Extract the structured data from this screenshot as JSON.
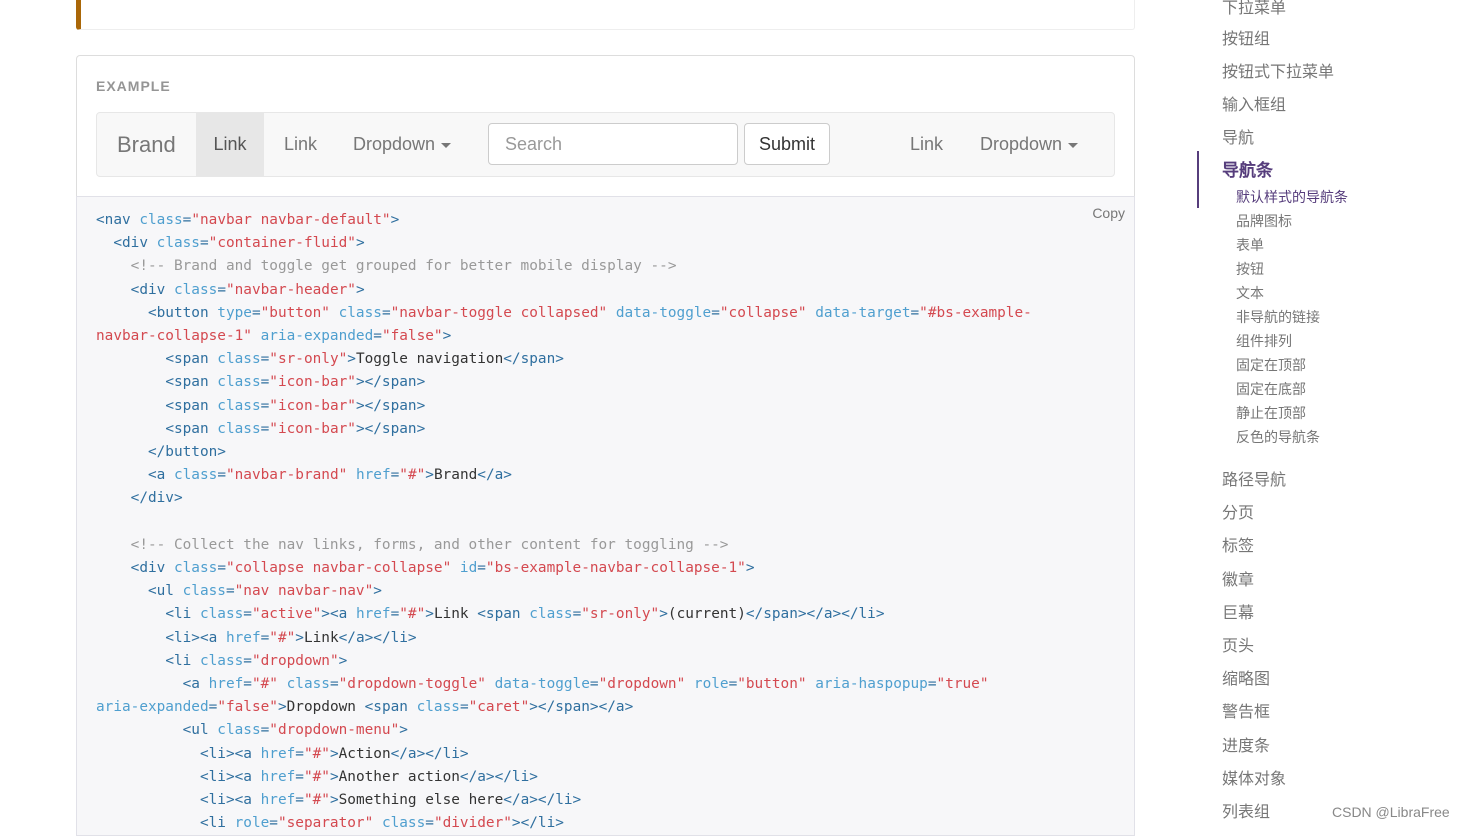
{
  "example": {
    "label": "EXAMPLE",
    "navbar": {
      "brand": "Brand",
      "active_link": "Link",
      "link": "Link",
      "dropdown": "Dropdown",
      "search_placeholder": "Search",
      "submit": "Submit",
      "right_link": "Link",
      "right_dropdown": "Dropdown"
    }
  },
  "code": {
    "copy_label": "Copy",
    "lines": [
      [
        [
          "t",
          "<nav "
        ],
        [
          "a",
          "class"
        ],
        [
          "t",
          "="
        ],
        [
          "s",
          "\"navbar navbar-default\""
        ],
        [
          "t",
          ">"
        ]
      ],
      [
        [
          "p",
          "  "
        ],
        [
          "t",
          "<div "
        ],
        [
          "a",
          "class"
        ],
        [
          "t",
          "="
        ],
        [
          "s",
          "\"container-fluid\""
        ],
        [
          "t",
          ">"
        ]
      ],
      [
        [
          "p",
          "    "
        ],
        [
          "c",
          "<!-- Brand and toggle get grouped for better mobile display -->"
        ]
      ],
      [
        [
          "p",
          "    "
        ],
        [
          "t",
          "<div "
        ],
        [
          "a",
          "class"
        ],
        [
          "t",
          "="
        ],
        [
          "s",
          "\"navbar-header\""
        ],
        [
          "t",
          ">"
        ]
      ],
      [
        [
          "p",
          "      "
        ],
        [
          "t",
          "<button "
        ],
        [
          "a",
          "type"
        ],
        [
          "t",
          "="
        ],
        [
          "s",
          "\"button\""
        ],
        [
          "p",
          " "
        ],
        [
          "a",
          "class"
        ],
        [
          "t",
          "="
        ],
        [
          "s",
          "\"navbar-toggle collapsed\""
        ],
        [
          "p",
          " "
        ],
        [
          "a",
          "data-toggle"
        ],
        [
          "t",
          "="
        ],
        [
          "s",
          "\"collapse\""
        ],
        [
          "p",
          " "
        ],
        [
          "a",
          "data-target"
        ],
        [
          "t",
          "="
        ],
        [
          "s",
          "\"#bs-example-"
        ]
      ],
      [
        [
          "s",
          "navbar-collapse-1\""
        ],
        [
          "p",
          " "
        ],
        [
          "a",
          "aria-expanded"
        ],
        [
          "t",
          "="
        ],
        [
          "s",
          "\"false\""
        ],
        [
          "t",
          ">"
        ]
      ],
      [
        [
          "p",
          "        "
        ],
        [
          "t",
          "<span "
        ],
        [
          "a",
          "class"
        ],
        [
          "t",
          "="
        ],
        [
          "s",
          "\"sr-only\""
        ],
        [
          "t",
          ">"
        ],
        [
          "p",
          "Toggle navigation"
        ],
        [
          "t",
          "</span>"
        ]
      ],
      [
        [
          "p",
          "        "
        ],
        [
          "t",
          "<span "
        ],
        [
          "a",
          "class"
        ],
        [
          "t",
          "="
        ],
        [
          "s",
          "\"icon-bar\""
        ],
        [
          "t",
          "></span>"
        ]
      ],
      [
        [
          "p",
          "        "
        ],
        [
          "t",
          "<span "
        ],
        [
          "a",
          "class"
        ],
        [
          "t",
          "="
        ],
        [
          "s",
          "\"icon-bar\""
        ],
        [
          "t",
          "></span>"
        ]
      ],
      [
        [
          "p",
          "        "
        ],
        [
          "t",
          "<span "
        ],
        [
          "a",
          "class"
        ],
        [
          "t",
          "="
        ],
        [
          "s",
          "\"icon-bar\""
        ],
        [
          "t",
          "></span>"
        ]
      ],
      [
        [
          "p",
          "      "
        ],
        [
          "t",
          "</button>"
        ]
      ],
      [
        [
          "p",
          "      "
        ],
        [
          "t",
          "<a "
        ],
        [
          "a",
          "class"
        ],
        [
          "t",
          "="
        ],
        [
          "s",
          "\"navbar-brand\""
        ],
        [
          "p",
          " "
        ],
        [
          "a",
          "href"
        ],
        [
          "t",
          "="
        ],
        [
          "s",
          "\"#\""
        ],
        [
          "t",
          ">"
        ],
        [
          "p",
          "Brand"
        ],
        [
          "t",
          "</a>"
        ]
      ],
      [
        [
          "p",
          "    "
        ],
        [
          "t",
          "</div>"
        ]
      ],
      [
        [
          "p",
          ""
        ]
      ],
      [
        [
          "p",
          "    "
        ],
        [
          "c",
          "<!-- Collect the nav links, forms, and other content for toggling -->"
        ]
      ],
      [
        [
          "p",
          "    "
        ],
        [
          "t",
          "<div "
        ],
        [
          "a",
          "class"
        ],
        [
          "t",
          "="
        ],
        [
          "s",
          "\"collapse navbar-collapse\""
        ],
        [
          "p",
          " "
        ],
        [
          "a",
          "id"
        ],
        [
          "t",
          "="
        ],
        [
          "s",
          "\"bs-example-navbar-collapse-1\""
        ],
        [
          "t",
          ">"
        ]
      ],
      [
        [
          "p",
          "      "
        ],
        [
          "t",
          "<ul "
        ],
        [
          "a",
          "class"
        ],
        [
          "t",
          "="
        ],
        [
          "s",
          "\"nav navbar-nav\""
        ],
        [
          "t",
          ">"
        ]
      ],
      [
        [
          "p",
          "        "
        ],
        [
          "t",
          "<li "
        ],
        [
          "a",
          "class"
        ],
        [
          "t",
          "="
        ],
        [
          "s",
          "\"active\""
        ],
        [
          "t",
          "><a "
        ],
        [
          "a",
          "href"
        ],
        [
          "t",
          "="
        ],
        [
          "s",
          "\"#\""
        ],
        [
          "t",
          ">"
        ],
        [
          "p",
          "Link "
        ],
        [
          "t",
          "<span "
        ],
        [
          "a",
          "class"
        ],
        [
          "t",
          "="
        ],
        [
          "s",
          "\"sr-only\""
        ],
        [
          "t",
          ">"
        ],
        [
          "p",
          "(current)"
        ],
        [
          "t",
          "</span></a></li>"
        ]
      ],
      [
        [
          "p",
          "        "
        ],
        [
          "t",
          "<li><a "
        ],
        [
          "a",
          "href"
        ],
        [
          "t",
          "="
        ],
        [
          "s",
          "\"#\""
        ],
        [
          "t",
          ">"
        ],
        [
          "p",
          "Link"
        ],
        [
          "t",
          "</a></li>"
        ]
      ],
      [
        [
          "p",
          "        "
        ],
        [
          "t",
          "<li "
        ],
        [
          "a",
          "class"
        ],
        [
          "t",
          "="
        ],
        [
          "s",
          "\"dropdown\""
        ],
        [
          "t",
          ">"
        ]
      ],
      [
        [
          "p",
          "          "
        ],
        [
          "t",
          "<a "
        ],
        [
          "a",
          "href"
        ],
        [
          "t",
          "="
        ],
        [
          "s",
          "\"#\""
        ],
        [
          "p",
          " "
        ],
        [
          "a",
          "class"
        ],
        [
          "t",
          "="
        ],
        [
          "s",
          "\"dropdown-toggle\""
        ],
        [
          "p",
          " "
        ],
        [
          "a",
          "data-toggle"
        ],
        [
          "t",
          "="
        ],
        [
          "s",
          "\"dropdown\""
        ],
        [
          "p",
          " "
        ],
        [
          "a",
          "role"
        ],
        [
          "t",
          "="
        ],
        [
          "s",
          "\"button\""
        ],
        [
          "p",
          " "
        ],
        [
          "a",
          "aria-haspopup"
        ],
        [
          "t",
          "="
        ],
        [
          "s",
          "\"true\""
        ]
      ],
      [
        [
          "a",
          "aria-expanded"
        ],
        [
          "t",
          "="
        ],
        [
          "s",
          "\"false\""
        ],
        [
          "t",
          ">"
        ],
        [
          "p",
          "Dropdown "
        ],
        [
          "t",
          "<span "
        ],
        [
          "a",
          "class"
        ],
        [
          "t",
          "="
        ],
        [
          "s",
          "\"caret\""
        ],
        [
          "t",
          "></span></a>"
        ]
      ],
      [
        [
          "p",
          "          "
        ],
        [
          "t",
          "<ul "
        ],
        [
          "a",
          "class"
        ],
        [
          "t",
          "="
        ],
        [
          "s",
          "\"dropdown-menu\""
        ],
        [
          "t",
          ">"
        ]
      ],
      [
        [
          "p",
          "            "
        ],
        [
          "t",
          "<li><a "
        ],
        [
          "a",
          "href"
        ],
        [
          "t",
          "="
        ],
        [
          "s",
          "\"#\""
        ],
        [
          "t",
          ">"
        ],
        [
          "p",
          "Action"
        ],
        [
          "t",
          "</a></li>"
        ]
      ],
      [
        [
          "p",
          "            "
        ],
        [
          "t",
          "<li><a "
        ],
        [
          "a",
          "href"
        ],
        [
          "t",
          "="
        ],
        [
          "s",
          "\"#\""
        ],
        [
          "t",
          ">"
        ],
        [
          "p",
          "Another action"
        ],
        [
          "t",
          "</a></li>"
        ]
      ],
      [
        [
          "p",
          "            "
        ],
        [
          "t",
          "<li><a "
        ],
        [
          "a",
          "href"
        ],
        [
          "t",
          "="
        ],
        [
          "s",
          "\"#\""
        ],
        [
          "t",
          ">"
        ],
        [
          "p",
          "Something else here"
        ],
        [
          "t",
          "</a></li>"
        ]
      ],
      [
        [
          "p",
          "            "
        ],
        [
          "t",
          "<li "
        ],
        [
          "a",
          "role"
        ],
        [
          "t",
          "="
        ],
        [
          "s",
          "\"separator\""
        ],
        [
          "p",
          " "
        ],
        [
          "a",
          "class"
        ],
        [
          "t",
          "="
        ],
        [
          "s",
          "\"divider\""
        ],
        [
          "t",
          "></li>"
        ]
      ]
    ]
  },
  "sidebar": {
    "items_top": [
      "下拉菜单",
      "按钮组",
      "按钮式下拉菜单",
      "输入框组",
      "导航"
    ],
    "active": "导航条",
    "sub": [
      "默认样式的导航条",
      "品牌图标",
      "表单",
      "按钮",
      "文本",
      "非导航的链接",
      "组件排列",
      "固定在顶部",
      "固定在底部",
      "静止在顶部",
      "反色的导航条"
    ],
    "items_bottom": [
      "路径导航",
      "分页",
      "标签",
      "徽章",
      "巨幕",
      "页头",
      "缩略图",
      "警告框",
      "进度条",
      "媒体对象",
      "列表组"
    ]
  },
  "watermark": "CSDN @LibraFree"
}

==========

What is asked:
Looking at the records above, report how many lines contain the word "data". Answer with the number only.

Worked answer:
4